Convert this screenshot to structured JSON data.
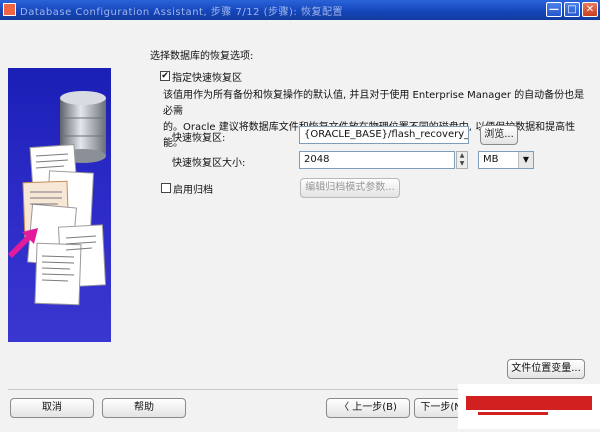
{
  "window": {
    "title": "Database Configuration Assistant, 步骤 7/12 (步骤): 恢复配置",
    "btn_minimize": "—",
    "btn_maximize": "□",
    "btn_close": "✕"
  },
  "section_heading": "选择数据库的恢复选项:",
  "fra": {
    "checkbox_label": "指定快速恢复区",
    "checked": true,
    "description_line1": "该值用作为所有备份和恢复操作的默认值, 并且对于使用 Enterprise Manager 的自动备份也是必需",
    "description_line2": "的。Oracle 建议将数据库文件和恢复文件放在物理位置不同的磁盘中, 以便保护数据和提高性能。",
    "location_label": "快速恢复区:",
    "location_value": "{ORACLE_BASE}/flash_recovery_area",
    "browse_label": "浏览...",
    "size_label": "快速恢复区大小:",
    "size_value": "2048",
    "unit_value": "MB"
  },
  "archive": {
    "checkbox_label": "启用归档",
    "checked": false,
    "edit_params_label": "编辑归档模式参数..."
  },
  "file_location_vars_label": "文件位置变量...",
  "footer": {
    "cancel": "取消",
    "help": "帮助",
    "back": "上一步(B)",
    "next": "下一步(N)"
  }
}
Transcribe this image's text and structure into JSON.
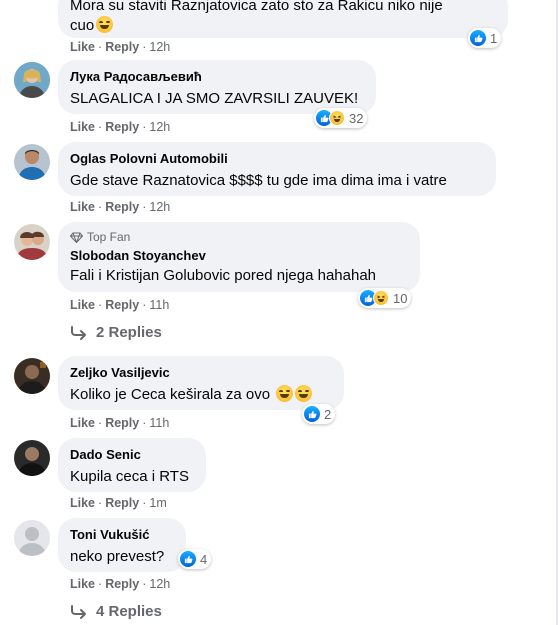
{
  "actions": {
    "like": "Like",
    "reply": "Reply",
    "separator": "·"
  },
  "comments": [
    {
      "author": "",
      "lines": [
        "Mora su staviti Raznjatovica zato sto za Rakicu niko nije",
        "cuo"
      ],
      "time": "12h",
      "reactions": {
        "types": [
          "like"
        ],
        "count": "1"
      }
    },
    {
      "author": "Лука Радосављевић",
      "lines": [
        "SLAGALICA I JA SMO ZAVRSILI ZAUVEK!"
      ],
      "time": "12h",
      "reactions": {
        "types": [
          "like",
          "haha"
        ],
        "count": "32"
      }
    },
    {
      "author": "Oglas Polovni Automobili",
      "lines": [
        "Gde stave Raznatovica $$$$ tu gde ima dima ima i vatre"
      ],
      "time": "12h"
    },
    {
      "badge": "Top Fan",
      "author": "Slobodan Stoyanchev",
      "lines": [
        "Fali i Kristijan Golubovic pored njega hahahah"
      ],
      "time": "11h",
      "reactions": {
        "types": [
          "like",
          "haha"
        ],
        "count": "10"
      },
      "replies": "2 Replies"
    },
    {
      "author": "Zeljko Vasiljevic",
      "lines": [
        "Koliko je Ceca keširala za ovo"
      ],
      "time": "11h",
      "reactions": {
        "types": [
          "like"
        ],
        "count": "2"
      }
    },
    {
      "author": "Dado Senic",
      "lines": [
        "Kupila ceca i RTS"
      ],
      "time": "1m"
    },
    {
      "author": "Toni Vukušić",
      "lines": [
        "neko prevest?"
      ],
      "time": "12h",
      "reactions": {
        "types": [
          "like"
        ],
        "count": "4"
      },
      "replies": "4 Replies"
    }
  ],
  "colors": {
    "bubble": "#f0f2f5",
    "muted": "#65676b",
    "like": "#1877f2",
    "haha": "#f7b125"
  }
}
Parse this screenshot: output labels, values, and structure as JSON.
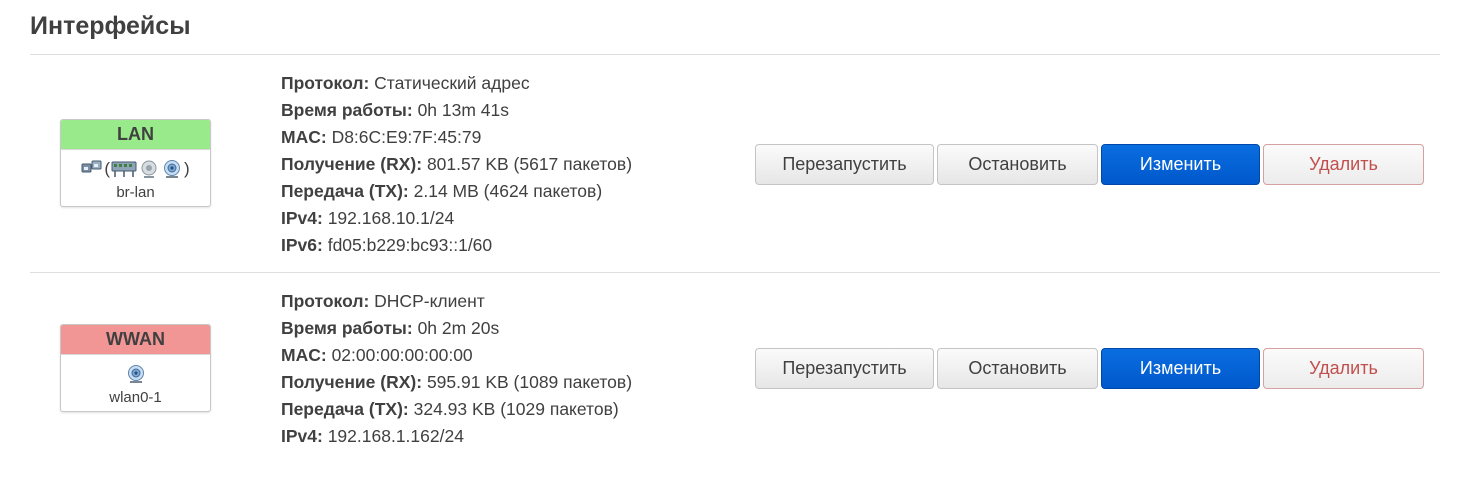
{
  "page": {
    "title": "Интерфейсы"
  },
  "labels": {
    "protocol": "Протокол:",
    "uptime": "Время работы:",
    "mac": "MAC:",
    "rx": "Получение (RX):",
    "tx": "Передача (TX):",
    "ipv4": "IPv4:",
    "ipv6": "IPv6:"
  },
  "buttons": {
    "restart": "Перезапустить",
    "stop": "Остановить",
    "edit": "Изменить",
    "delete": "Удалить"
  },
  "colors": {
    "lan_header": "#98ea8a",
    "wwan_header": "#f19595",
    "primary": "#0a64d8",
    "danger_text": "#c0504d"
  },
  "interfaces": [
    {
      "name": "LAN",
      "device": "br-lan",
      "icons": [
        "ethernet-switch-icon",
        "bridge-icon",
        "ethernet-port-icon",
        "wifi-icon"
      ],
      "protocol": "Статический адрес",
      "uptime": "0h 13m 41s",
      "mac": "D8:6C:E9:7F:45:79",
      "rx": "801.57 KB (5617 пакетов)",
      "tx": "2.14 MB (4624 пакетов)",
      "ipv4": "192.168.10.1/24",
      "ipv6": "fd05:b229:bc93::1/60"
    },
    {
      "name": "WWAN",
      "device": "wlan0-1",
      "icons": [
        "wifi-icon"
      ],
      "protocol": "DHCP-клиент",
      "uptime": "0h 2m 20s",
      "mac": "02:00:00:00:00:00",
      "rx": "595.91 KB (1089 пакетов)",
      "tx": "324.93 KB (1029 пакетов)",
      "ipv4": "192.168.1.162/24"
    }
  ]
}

*****

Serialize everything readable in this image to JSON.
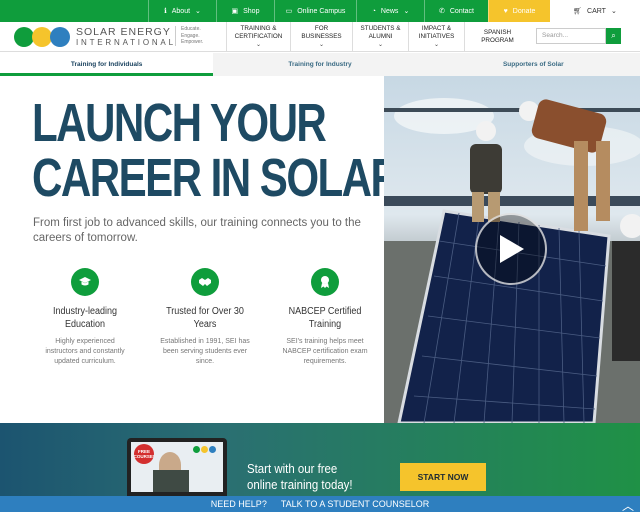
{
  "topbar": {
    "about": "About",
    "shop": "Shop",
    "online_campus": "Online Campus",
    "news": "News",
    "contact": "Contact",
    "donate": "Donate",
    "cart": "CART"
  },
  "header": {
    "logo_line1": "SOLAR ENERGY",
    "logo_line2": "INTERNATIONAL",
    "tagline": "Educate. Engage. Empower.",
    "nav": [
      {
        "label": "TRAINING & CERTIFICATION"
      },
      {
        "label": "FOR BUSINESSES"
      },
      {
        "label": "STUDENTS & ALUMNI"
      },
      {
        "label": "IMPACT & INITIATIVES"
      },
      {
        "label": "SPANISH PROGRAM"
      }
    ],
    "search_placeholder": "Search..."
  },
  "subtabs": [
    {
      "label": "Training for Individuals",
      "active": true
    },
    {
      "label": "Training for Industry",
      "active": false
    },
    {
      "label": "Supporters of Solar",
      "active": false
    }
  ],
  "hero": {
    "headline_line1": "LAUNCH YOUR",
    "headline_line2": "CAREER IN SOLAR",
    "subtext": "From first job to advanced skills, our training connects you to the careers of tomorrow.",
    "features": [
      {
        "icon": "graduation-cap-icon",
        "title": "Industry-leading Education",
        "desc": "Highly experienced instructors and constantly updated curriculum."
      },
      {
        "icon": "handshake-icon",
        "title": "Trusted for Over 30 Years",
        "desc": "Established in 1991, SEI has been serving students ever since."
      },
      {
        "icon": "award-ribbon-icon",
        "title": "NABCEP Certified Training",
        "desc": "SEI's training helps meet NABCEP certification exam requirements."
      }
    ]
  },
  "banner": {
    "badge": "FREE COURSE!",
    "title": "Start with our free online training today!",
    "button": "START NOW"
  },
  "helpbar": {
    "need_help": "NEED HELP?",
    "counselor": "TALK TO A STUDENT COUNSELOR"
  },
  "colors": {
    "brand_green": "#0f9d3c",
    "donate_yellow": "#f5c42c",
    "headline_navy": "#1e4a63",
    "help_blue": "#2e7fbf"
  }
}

*****

• What is asked: Copy out each line of the data containing the string "labels".

• Solution to this problem:
Parse this screenshot: output labels, values, and structure as JSON.
  "labels": {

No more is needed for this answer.